Work required:
Quote all entries in full, exactly.

====== Data shown

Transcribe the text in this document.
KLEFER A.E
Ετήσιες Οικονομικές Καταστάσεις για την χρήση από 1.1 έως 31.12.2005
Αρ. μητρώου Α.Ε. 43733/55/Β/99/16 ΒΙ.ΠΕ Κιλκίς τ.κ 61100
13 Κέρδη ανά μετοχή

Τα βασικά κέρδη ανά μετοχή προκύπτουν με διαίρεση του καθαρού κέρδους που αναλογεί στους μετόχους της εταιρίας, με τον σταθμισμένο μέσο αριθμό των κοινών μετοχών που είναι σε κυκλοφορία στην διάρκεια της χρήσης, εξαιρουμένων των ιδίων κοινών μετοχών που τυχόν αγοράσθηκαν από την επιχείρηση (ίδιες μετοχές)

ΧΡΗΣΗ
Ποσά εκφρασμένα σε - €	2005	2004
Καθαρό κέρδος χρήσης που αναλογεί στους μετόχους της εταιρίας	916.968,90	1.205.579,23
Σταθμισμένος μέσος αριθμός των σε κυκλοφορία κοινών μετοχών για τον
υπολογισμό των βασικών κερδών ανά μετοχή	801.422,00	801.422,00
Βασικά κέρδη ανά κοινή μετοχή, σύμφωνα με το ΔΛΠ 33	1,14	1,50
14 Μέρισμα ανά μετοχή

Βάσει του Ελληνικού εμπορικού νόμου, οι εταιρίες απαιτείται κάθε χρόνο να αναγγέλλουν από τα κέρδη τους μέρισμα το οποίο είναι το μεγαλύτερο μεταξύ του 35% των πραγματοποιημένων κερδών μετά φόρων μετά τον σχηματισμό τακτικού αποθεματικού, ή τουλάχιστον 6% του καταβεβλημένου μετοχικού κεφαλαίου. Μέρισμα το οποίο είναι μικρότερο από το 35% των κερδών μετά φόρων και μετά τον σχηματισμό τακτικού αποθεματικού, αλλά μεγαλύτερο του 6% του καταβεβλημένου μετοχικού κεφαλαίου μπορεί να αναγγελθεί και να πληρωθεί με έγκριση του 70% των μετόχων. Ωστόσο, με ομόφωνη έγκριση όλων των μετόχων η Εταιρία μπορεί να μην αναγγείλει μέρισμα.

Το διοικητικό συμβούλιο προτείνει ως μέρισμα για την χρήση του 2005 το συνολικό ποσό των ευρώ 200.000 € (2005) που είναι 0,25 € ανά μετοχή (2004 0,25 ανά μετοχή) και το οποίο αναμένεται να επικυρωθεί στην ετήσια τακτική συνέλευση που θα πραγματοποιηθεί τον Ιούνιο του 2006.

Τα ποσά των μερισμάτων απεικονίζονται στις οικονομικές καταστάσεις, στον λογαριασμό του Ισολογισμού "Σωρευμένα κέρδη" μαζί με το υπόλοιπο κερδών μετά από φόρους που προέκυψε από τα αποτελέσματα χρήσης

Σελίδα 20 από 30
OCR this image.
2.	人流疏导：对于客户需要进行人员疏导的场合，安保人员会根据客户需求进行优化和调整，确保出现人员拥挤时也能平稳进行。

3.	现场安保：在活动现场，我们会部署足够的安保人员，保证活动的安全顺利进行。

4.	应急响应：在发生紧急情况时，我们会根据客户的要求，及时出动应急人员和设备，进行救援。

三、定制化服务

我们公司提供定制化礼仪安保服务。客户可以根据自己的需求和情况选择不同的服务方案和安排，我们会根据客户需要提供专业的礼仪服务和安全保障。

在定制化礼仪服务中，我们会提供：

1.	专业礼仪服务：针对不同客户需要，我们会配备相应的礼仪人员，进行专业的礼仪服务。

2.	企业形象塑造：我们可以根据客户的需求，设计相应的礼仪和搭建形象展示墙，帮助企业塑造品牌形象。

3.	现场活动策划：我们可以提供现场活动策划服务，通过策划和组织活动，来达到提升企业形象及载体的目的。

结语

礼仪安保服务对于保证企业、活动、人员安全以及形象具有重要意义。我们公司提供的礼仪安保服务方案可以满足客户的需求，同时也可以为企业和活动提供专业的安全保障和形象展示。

============

Response:
Transcribe the text in this document.
KLEFER A.E
Ετήσιες Οικονομικές Καταστάσεις για την χρήση από 1.1 έως 31.12.2005
Αρ. μητρώου Α.Ε. 43733/55/Β/99/16 ΒΙ.ΠΕ Κιλκίς τ.κ 61100
13 Κέρδη ανά μετοχή

Τα βασικά κέρδη ανά μετοχή προκύπτουν με διαίρεση του καθαρού κέρδους που αναλογεί στους μετόχους της εταιρίας, με τον σταθμισμένο μέσο αριθμό των κοινών μετοχών που είναι σε κυκλοφορία στην διάρκεια της χρήσης, εξαιρουμένων των ιδίων κοινών μετοχών που τυχόν αγοράσθηκαν από την επιχείρηση (ίδιες μετοχές)

ΧΡΗΣΗ
Ποσά εκφρασμένα σε - €	2005	2004
Καθαρό κέρδος χρήσης που αναλογεί στους μετόχους της εταιρίας	916.968,90	1.205.579,23
Σταθμισμένος μέσος αριθμός των σε κυκλοφορία κοινών μετοχών για τον
υπολογισμό των βασικών κερδών ανά μετοχή	801.422,00	801.422,00
Βασικά κέρδη ανά κοινή μετοχή, σύμφωνα με το ΔΛΠ 33	1,14	1,50
14 Μέρισμα ανά μετοχή

Βάσει του Ελληνικού εμπορικού νόμου, οι εταιρίες απαιτείται κάθε χρόνο να αναγγέλλουν από τα κέρδη τους μέρισμα το οποίο είναι το μεγαλύτερο μεταξύ του 35% των πραγματοποιημένων κερδών μετά φόρων μετά τον σχηματισμό τακτικού αποθεματικού, ή τουλάχιστον 6% του καταβεβλημένου μετοχικού κεφαλαίου. Μέρισμα το οποίο είναι μικρότερο από το 35% των κερδών μετά φόρων και μετά τον σχηματισμό τακτικού αποθεματικού, αλλά μεγαλύτερο του 6% του καταβεβλημένου μετοχικού κεφαλαίου μπορεί να αναγγελθεί και να πληρωθεί με έγκριση του 70% των μετόχων. Ωστόσο, με ομόφωνη έγκριση όλων των μετόχων η Εταιρία μπορεί να μην αναγγείλει μέρισμα.

Το διοικητικό συμβούλιο προτείνει ως μέρισμα για την χρήση του 2005 το συνολικό ποσό των ευρώ 200.000 € (2005) που είναι 0,25 € ανά μετοχή (2004 0,25 ανά μετοχή) και το οποίο αναμένεται να επικυρωθεί στην ετήσια τακτική συνέλευση που θα πραγματοποιηθεί τον Ιούνιο του 2006.

Τα ποσά των μερισμάτων απεικονίζονται στις οικονομικές καταστάσεις, στον λογαριασμό του Ισολογισμού "Σωρευμένα κέρδη" μαζί με το υπόλοιπο κερδών μετά από φόρους που προέκυψε από τα αποτελέσματα χρήσης

Σελίδα 20 από 30
OCR this image.
2.	人流疏导：对于客户需要进行人员疏导的场合，安保人员会根据客户需求进行优化和调整，确保出现人员拥挤时也能平稳进行。

3.	现场安保：在活动现场，我们会部署足够的安保人员，保证活动的安全顺利进行。

4.	应急响应：在发生紧急情况时，我们会根据客户的要求，及时出动应急人员和设备，进行救援。

三、定制化服务

我们公司提供定制化礼仪安保服务。客户可以根据自己的需求和情况选择不同的服务方案和安排，我们会根据客户需要提供专业的礼仪服务和安全保障。

在定制化礼仪服务中，我们会提供：

1.	专业礼仪服务：针对不同客户需要，我们会配备相应的礼仪人员，进行专业的礼仪服务。

2.	企业形象塑造：我们可以根据客户的需求，设计相应的礼仪和搭建形象展示墙，帮助企业塑造品牌形象。

3.	现场活动策划：我们可以提供现场活动策划服务，通过策划和组织活动，来达到提升企业形象及载体的目的。

结语

礼仪安保服务对于保证企业、活动、人员安全以及形象具有重要意义。我们公司提供的礼仪安保服务方案可以满足客户的需求，同时也可以为企业和活动提供专业的安全保障和形象展示。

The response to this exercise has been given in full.